*WORK TO COMPLETE*. Copy each line exactly. Drop every picture.

*DATA PROVIDED*.

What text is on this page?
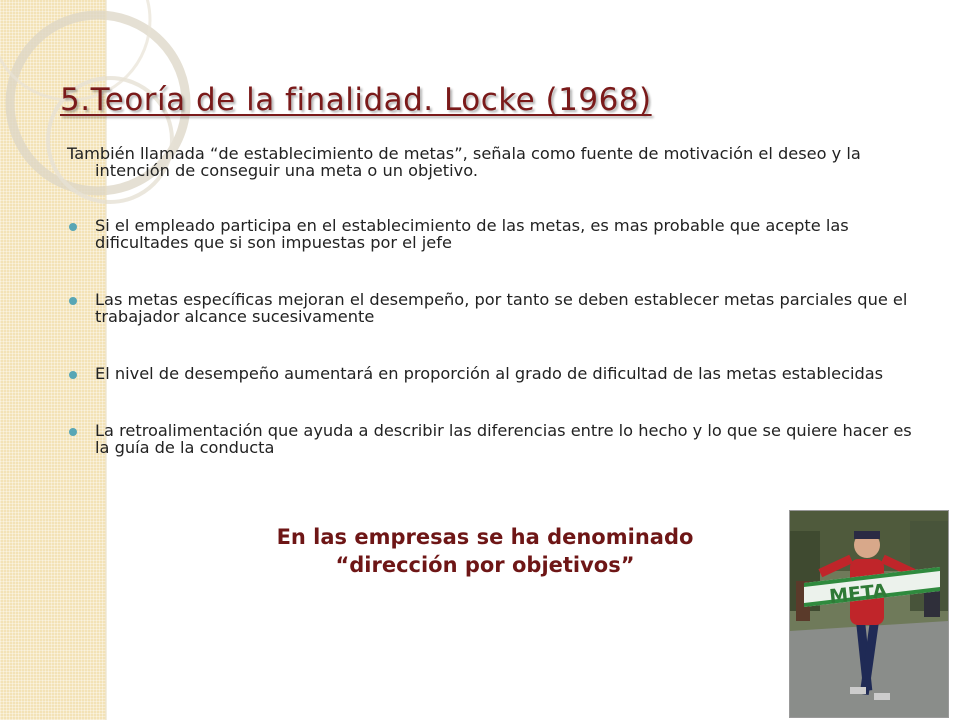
5.Teoría de la finalidad. Locke (1968)

También llamada “de establecimiento de metas”, señala como fuente de motivación el deseo y la intención de conseguir una meta o un objetivo.

Si el empleado participa en el establecimiento de las metas, es mas probable que acepte las dificultades que si son impuestas por el jefe
Las metas específicas mejoran el desempeño, por tanto se deben establecer metas parciales que el trabajador alcance sucesivamente
El nivel de desempeño aumentará en proporción al grado de dificultad de las metas establecidas
La retroalimentación que ayuda a describir las diferencias entre lo hecho y lo que se quiere hacer es la guía de la conducta
En las empresas se ha denominado
“dirección por objetivos”
META
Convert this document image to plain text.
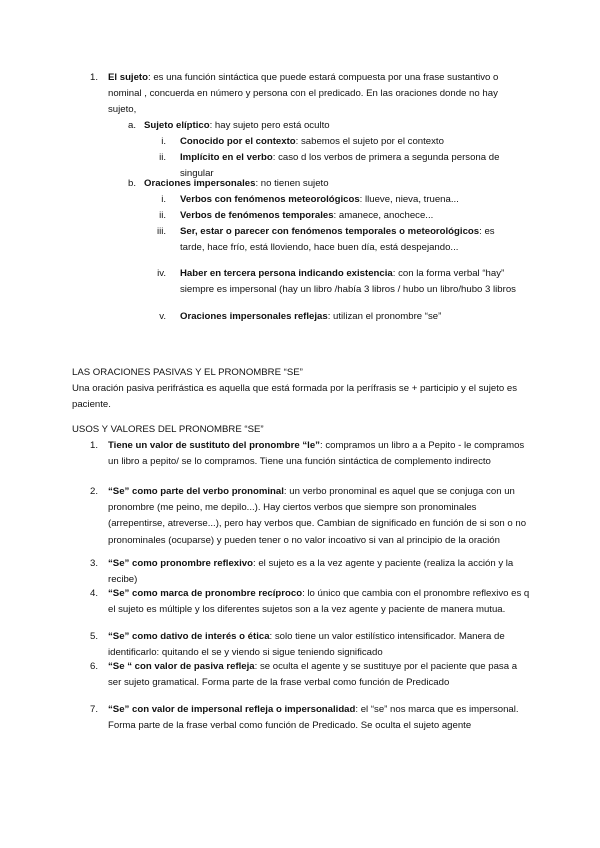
1. El sujeto: es una función sintáctica que puede estará compuesta por una frase sustantivo o nominal , concuerda en número y persona con el predicado. En las oraciones donde no hay sujeto,
a. Sujeto elíptico: hay sujeto pero está oculto
i. Conocido por el contexto: sabemos el sujeto por el contexto
ii. Implícito en el verbo: caso d los verbos de primera a segunda persona de singular
b. Oraciones impersonales: no tienen sujeto
i. Verbos con fenómenos meteorológicos: llueve, nieva, truena...
ii. Verbos de fenómenos temporales: amanece, anochece...
iii. Ser, estar o parecer con fenómenos temporales o meteorológicos: es tarde, hace frío, está lloviendo, hace buen día, está despejando...
iv. Haber en tercera persona indicando existencia: con la forma verbal “hay” siempre es impersonal (hay un libro /había 3 libros / hubo un libro/hubo 3 libros
v. Oraciones impersonales reflejas: utilizan el pronombre “se”
LAS ORACIONES PASIVAS Y EL PRONOMBRE “SE”
Una oración pasiva perifrástica es aquella que está formada por la perífrasis se + participio y el sujeto es paciente.
USOS Y VALORES DEL PRONOMBRE “SE”
1. Tiene un valor de sustituto del pronombre “le”: compramos un libro a a Pepito - le compramos un libro a pepito/ se lo compramos. Tiene una función sintáctica de complemento indirecto
2. “Se” como parte del verbo pronominal: un verbo pronominal es aquel que se conjuga con un pronombre (me peino, me depilo...). Hay ciertos verbos que siempre son pronominales (arrepentirse, atreverse...), pero hay verbos que. Cambian de significado en función de si son o no pronominales (ocuparse) y pueden tener o no valor incoativo si van al principio de la oración
3. “Se” como pronombre reflexivo: el sujeto es a la vez agente y paciente (realiza la acción y la recibe)
4. “Se” como marca de pronombre recíproco: lo único que cambia con el pronombre reflexivo es q el sujeto es múltiple y los diferentes sujetos son a la vez agente y paciente de manera mutua.
5. “Se” como dativo de interés o ética: solo tiene un valor estilístico intensificador. Manera de identificarlo: quitando el se y viendo si sigue teniendo significado
6. “Se “ con valor de pasiva refleja: se oculta el agente y se sustituye por el paciente que pasa a ser sujeto gramatical. Forma parte de la frase verbal como función de Predicado
7. “Se” con valor de impersonal refleja o impersonalidad: el “se” nos marca que es impersonal. Forma parte de la frase verbal como función de Predicado. Se oculta el sujeto agente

*IN RESPONSE*.
What text is on this page?
5.Teoría de la finalidad. Locke (1968)

También llamada “de establecimiento de metas”, señala como fuente de motivación el deseo y la intención de conseguir una meta o un objetivo.

Si el empleado participa en el establecimiento de las metas, es mas probable que acepte las dificultades que si son impuestas por el jefe
Las metas específicas mejoran el desempeño, por tanto se deben establecer metas parciales que el trabajador alcance sucesivamente
El nivel de desempeño aumentará en proporción al grado de dificultad de las metas establecidas
La retroalimentación que ayuda a describir las diferencias entre lo hecho y lo que se quiere hacer es la guía de la conducta
En las empresas se ha denominado
“dirección por objetivos”
META
Convert this document image to plain text.
1. El sujeto: es una función sintáctica que puede estará compuesta por una frase sustantivo o nominal , concuerda en número y persona con el predicado. En las oraciones donde no hay sujeto,
a. Sujeto elíptico: hay sujeto pero está oculto
i. Conocido por el contexto: sabemos el sujeto por el contexto
ii. Implícito en el verbo: caso d los verbos de primera a segunda persona de singular
b. Oraciones impersonales: no tienen sujeto
i. Verbos con fenómenos meteorológicos: llueve, nieva, truena...
ii. Verbos de fenómenos temporales: amanece, anochece...
iii. Ser, estar o parecer con fenómenos temporales o meteorológicos: es tarde, hace frío, está lloviendo, hace buen día, está despejando...
iv. Haber en tercera persona indicando existencia: con la forma verbal “hay” siempre es impersonal (hay un libro /había 3 libros / hubo un libro/hubo 3 libros
v. Oraciones impersonales reflejas: utilizan el pronombre “se”
LAS ORACIONES PASIVAS Y EL PRONOMBRE “SE”
Una oración pasiva perifrástica es aquella que está formada por la perífrasis se + participio y el sujeto es paciente.
USOS Y VALORES DEL PRONOMBRE “SE”
1. Tiene un valor de sustituto del pronombre “le”: compramos un libro a a Pepito - le compramos un libro a pepito/ se lo compramos. Tiene una función sintáctica de complemento indirecto
2. “Se” como parte del verbo pronominal: un verbo pronominal es aquel que se conjuga con un pronombre (me peino, me depilo...). Hay ciertos verbos que siempre son pronominales (arrepentirse, atreverse...), pero hay verbos que. Cambian de significado en función de si son o no pronominales (ocuparse) y pueden tener o no valor incoativo si van al principio de la oración
3. “Se” como pronombre reflexivo: el sujeto es a la vez agente y paciente (realiza la acción y la recibe)
4. “Se” como marca de pronombre recíproco: lo único que cambia con el pronombre reflexivo es q el sujeto es múltiple y los diferentes sujetos son a la vez agente y paciente de manera mutua.
5. “Se” como dativo de interés o ética: solo tiene un valor estilístico intensificador. Manera de identificarlo: quitando el se y viendo si sigue teniendo significado
6. “Se “ con valor de pasiva refleja: se oculta el agente y se sustituye por el paciente que pasa a ser sujeto gramatical. Forma parte de la frase verbal como función de Predicado
7. “Se” con valor de impersonal refleja o impersonalidad: el “se” nos marca que es impersonal. Forma parte de la frase verbal como función de Predicado. Se oculta el sujeto agente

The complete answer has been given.